▶ _DO THIS_: The records that follow should be retyped word for word.

▶ _SUPPLIED INFORMATION_:

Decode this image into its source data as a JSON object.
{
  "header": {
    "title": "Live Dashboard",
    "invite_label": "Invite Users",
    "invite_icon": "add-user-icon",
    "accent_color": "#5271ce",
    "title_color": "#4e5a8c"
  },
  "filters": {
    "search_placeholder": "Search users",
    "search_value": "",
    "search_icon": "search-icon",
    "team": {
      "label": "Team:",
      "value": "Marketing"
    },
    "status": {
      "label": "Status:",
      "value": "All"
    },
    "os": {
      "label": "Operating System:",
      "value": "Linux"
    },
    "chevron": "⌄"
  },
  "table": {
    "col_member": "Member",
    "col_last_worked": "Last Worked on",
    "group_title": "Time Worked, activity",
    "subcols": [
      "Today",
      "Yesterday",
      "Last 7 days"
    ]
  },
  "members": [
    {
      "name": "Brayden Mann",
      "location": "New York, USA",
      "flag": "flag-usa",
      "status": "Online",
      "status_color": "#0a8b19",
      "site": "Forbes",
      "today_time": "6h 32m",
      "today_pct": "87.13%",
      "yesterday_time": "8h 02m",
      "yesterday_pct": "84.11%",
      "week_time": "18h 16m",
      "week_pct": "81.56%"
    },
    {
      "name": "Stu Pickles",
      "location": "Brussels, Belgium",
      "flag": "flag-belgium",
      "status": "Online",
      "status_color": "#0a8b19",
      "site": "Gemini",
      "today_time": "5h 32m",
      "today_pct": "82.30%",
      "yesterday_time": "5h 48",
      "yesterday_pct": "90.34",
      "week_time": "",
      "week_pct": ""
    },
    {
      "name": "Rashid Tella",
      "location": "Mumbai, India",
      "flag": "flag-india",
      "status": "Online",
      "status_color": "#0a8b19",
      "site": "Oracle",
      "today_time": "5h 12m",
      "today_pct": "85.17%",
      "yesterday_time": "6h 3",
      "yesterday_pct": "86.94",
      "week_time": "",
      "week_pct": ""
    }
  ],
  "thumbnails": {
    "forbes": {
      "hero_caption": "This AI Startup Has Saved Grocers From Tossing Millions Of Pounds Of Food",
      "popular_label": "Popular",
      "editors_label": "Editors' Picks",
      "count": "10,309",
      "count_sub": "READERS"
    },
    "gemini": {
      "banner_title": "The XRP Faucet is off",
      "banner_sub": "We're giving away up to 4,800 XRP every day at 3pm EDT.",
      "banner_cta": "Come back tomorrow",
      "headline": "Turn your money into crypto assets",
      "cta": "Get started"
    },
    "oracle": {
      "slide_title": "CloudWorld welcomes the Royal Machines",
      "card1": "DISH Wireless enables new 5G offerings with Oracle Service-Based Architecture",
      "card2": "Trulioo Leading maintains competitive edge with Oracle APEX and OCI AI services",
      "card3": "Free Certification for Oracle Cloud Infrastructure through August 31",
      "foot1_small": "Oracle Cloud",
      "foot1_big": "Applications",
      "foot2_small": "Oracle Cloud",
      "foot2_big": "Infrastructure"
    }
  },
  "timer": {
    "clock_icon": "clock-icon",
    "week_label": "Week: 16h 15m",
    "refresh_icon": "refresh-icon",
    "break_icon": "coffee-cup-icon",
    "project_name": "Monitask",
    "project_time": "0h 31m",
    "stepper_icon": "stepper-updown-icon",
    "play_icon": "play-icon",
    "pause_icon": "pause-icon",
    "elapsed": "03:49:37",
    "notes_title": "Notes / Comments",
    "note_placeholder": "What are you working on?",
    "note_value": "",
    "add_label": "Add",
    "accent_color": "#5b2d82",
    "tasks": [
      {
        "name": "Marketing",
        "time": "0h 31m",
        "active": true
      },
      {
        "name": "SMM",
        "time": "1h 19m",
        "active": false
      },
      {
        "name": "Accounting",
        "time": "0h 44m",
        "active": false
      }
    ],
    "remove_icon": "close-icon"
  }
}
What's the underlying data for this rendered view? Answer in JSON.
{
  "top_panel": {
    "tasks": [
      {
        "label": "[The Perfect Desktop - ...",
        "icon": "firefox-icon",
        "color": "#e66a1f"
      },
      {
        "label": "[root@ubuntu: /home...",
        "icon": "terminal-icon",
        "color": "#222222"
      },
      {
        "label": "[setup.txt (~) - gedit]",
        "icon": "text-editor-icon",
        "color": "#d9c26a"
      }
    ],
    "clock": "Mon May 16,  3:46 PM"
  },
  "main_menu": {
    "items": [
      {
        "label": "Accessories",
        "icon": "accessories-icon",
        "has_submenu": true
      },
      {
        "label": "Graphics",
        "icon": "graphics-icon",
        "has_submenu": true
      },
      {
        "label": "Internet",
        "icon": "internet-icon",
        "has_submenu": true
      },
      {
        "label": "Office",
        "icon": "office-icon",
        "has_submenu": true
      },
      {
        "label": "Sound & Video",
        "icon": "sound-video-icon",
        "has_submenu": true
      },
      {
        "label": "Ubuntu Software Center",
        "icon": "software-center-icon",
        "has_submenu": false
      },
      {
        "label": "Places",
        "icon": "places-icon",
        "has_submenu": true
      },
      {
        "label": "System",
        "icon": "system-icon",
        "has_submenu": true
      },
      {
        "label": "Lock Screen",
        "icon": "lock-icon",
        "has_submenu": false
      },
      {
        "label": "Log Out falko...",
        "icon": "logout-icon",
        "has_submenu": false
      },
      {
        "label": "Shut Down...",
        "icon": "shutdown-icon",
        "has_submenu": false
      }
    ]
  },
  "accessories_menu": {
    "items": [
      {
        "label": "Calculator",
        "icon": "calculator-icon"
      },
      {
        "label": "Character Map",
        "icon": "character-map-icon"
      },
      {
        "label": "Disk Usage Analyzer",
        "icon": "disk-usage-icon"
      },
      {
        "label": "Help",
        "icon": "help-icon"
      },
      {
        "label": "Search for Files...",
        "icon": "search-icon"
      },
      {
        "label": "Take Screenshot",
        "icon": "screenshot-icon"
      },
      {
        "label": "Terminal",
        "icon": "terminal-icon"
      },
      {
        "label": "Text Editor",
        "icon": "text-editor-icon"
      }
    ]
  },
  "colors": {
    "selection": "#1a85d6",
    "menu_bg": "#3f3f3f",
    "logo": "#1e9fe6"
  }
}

▶ _WRITTEN REPLY_:
Decode this image into its source data as a JSON object.
{
  "header": {
    "title": "Live Dashboard",
    "invite_label": "Invite Users",
    "invite_icon": "add-user-icon",
    "accent_color": "#5271ce",
    "title_color": "#4e5a8c"
  },
  "filters": {
    "search_placeholder": "Search users",
    "search_value": "",
    "search_icon": "search-icon",
    "team": {
      "label": "Team:",
      "value": "Marketing"
    },
    "status": {
      "label": "Status:",
      "value": "All"
    },
    "os": {
      "label": "Operating System:",
      "value": "Linux"
    },
    "chevron": "⌄"
  },
  "table": {
    "col_member": "Member",
    "col_last_worked": "Last Worked on",
    "group_title": "Time Worked, activity",
    "subcols": [
      "Today",
      "Yesterday",
      "Last 7 days"
    ]
  },
  "members": [
    {
      "name": "Brayden Mann",
      "location": "New York, USA",
      "flag": "flag-usa",
      "status": "Online",
      "status_color": "#0a8b19",
      "site": "Forbes",
      "today_time": "6h 32m",
      "today_pct": "87.13%",
      "yesterday_time": "8h 02m",
      "yesterday_pct": "84.11%",
      "week_time": "18h 16m",
      "week_pct": "81.56%"
    },
    {
      "name": "Stu Pickles",
      "location": "Brussels, Belgium",
      "flag": "flag-belgium",
      "status": "Online",
      "status_color": "#0a8b19",
      "site": "Gemini",
      "today_time": "5h 32m",
      "today_pct": "82.30%",
      "yesterday_time": "5h 48",
      "yesterday_pct": "90.34",
      "week_time": "",
      "week_pct": ""
    },
    {
      "name": "Rashid Tella",
      "location": "Mumbai, India",
      "flag": "flag-india",
      "status": "Online",
      "status_color": "#0a8b19",
      "site": "Oracle",
      "today_time": "5h 12m",
      "today_pct": "85.17%",
      "yesterday_time": "6h 3",
      "yesterday_pct": "86.94",
      "week_time": "",
      "week_pct": ""
    }
  ],
  "thumbnails": {
    "forbes": {
      "hero_caption": "This AI Startup Has Saved Grocers From Tossing Millions Of Pounds Of Food",
      "popular_label": "Popular",
      "editors_label": "Editors' Picks",
      "count": "10,309",
      "count_sub": "READERS"
    },
    "gemini": {
      "banner_title": "The XRP Faucet is off",
      "banner_sub": "We're giving away up to 4,800 XRP every day at 3pm EDT.",
      "banner_cta": "Come back tomorrow",
      "headline": "Turn your money into crypto assets",
      "cta": "Get started"
    },
    "oracle": {
      "slide_title": "CloudWorld welcomes the Royal Machines",
      "card1": "DISH Wireless enables new 5G offerings with Oracle Service-Based Architecture",
      "card2": "Trulioo Leading maintains competitive edge with Oracle APEX and OCI AI services",
      "card3": "Free Certification for Oracle Cloud Infrastructure through August 31",
      "foot1_small": "Oracle Cloud",
      "foot1_big": "Applications",
      "foot2_small": "Oracle Cloud",
      "foot2_big": "Infrastructure"
    }
  },
  "timer": {
    "clock_icon": "clock-icon",
    "week_label": "Week: 16h 15m",
    "refresh_icon": "refresh-icon",
    "break_icon": "coffee-cup-icon",
    "project_name": "Monitask",
    "project_time": "0h 31m",
    "stepper_icon": "stepper-updown-icon",
    "play_icon": "play-icon",
    "pause_icon": "pause-icon",
    "elapsed": "03:49:37",
    "notes_title": "Notes / Comments",
    "note_placeholder": "What are you working on?",
    "note_value": "",
    "add_label": "Add",
    "accent_color": "#5b2d82",
    "tasks": [
      {
        "name": "Marketing",
        "time": "0h 31m",
        "active": true
      },
      {
        "name": "SMM",
        "time": "1h 19m",
        "active": false
      },
      {
        "name": "Accounting",
        "time": "0h 44m",
        "active": false
      }
    ],
    "remove_icon": "close-icon"
  }
}
What's the underlying data for this rendered view? Answer in JSON.
{
  "top_panel": {
    "tasks": [
      {
        "label": "[The Perfect Desktop - ...",
        "icon": "firefox-icon",
        "color": "#e66a1f"
      },
      {
        "label": "[root@ubuntu: /home...",
        "icon": "terminal-icon",
        "color": "#222222"
      },
      {
        "label": "[setup.txt (~) - gedit]",
        "icon": "text-editor-icon",
        "color": "#d9c26a"
      }
    ],
    "clock": "Mon May 16,  3:46 PM"
  },
  "main_menu": {
    "items": [
      {
        "label": "Accessories",
        "icon": "accessories-icon",
        "has_submenu": true
      },
      {
        "label": "Graphics",
        "icon": "graphics-icon",
        "has_submenu": true
      },
      {
        "label": "Internet",
        "icon": "internet-icon",
        "has_submenu": true
      },
      {
        "label": "Office",
        "icon": "office-icon",
        "has_submenu": true
      },
      {
        "label": "Sound & Video",
        "icon": "sound-video-icon",
        "has_submenu": true
      },
      {
        "label": "Ubuntu Software Center",
        "icon": "software-center-icon",
        "has_submenu": false
      },
      {
        "label": "Places",
        "icon": "places-icon",
        "has_submenu": true
      },
      {
        "label": "System",
        "icon": "system-icon",
        "has_submenu": true
      },
      {
        "label": "Lock Screen",
        "icon": "lock-icon",
        "has_submenu": false
      },
      {
        "label": "Log Out falko...",
        "icon": "logout-icon",
        "has_submenu": false
      },
      {
        "label": "Shut Down...",
        "icon": "shutdown-icon",
        "has_submenu": false
      }
    ]
  },
  "accessories_menu": {
    "items": [
      {
        "label": "Calculator",
        "icon": "calculator-icon"
      },
      {
        "label": "Character Map",
        "icon": "character-map-icon"
      },
      {
        "label": "Disk Usage Analyzer",
        "icon": "disk-usage-icon"
      },
      {
        "label": "Help",
        "icon": "help-icon"
      },
      {
        "label": "Search for Files...",
        "icon": "search-icon"
      },
      {
        "label": "Take Screenshot",
        "icon": "screenshot-icon"
      },
      {
        "label": "Terminal",
        "icon": "terminal-icon"
      },
      {
        "label": "Text Editor",
        "icon": "text-editor-icon"
      }
    ]
  },
  "colors": {
    "selection": "#1a85d6",
    "menu_bg": "#3f3f3f",
    "logo": "#1e9fe6"
  }
}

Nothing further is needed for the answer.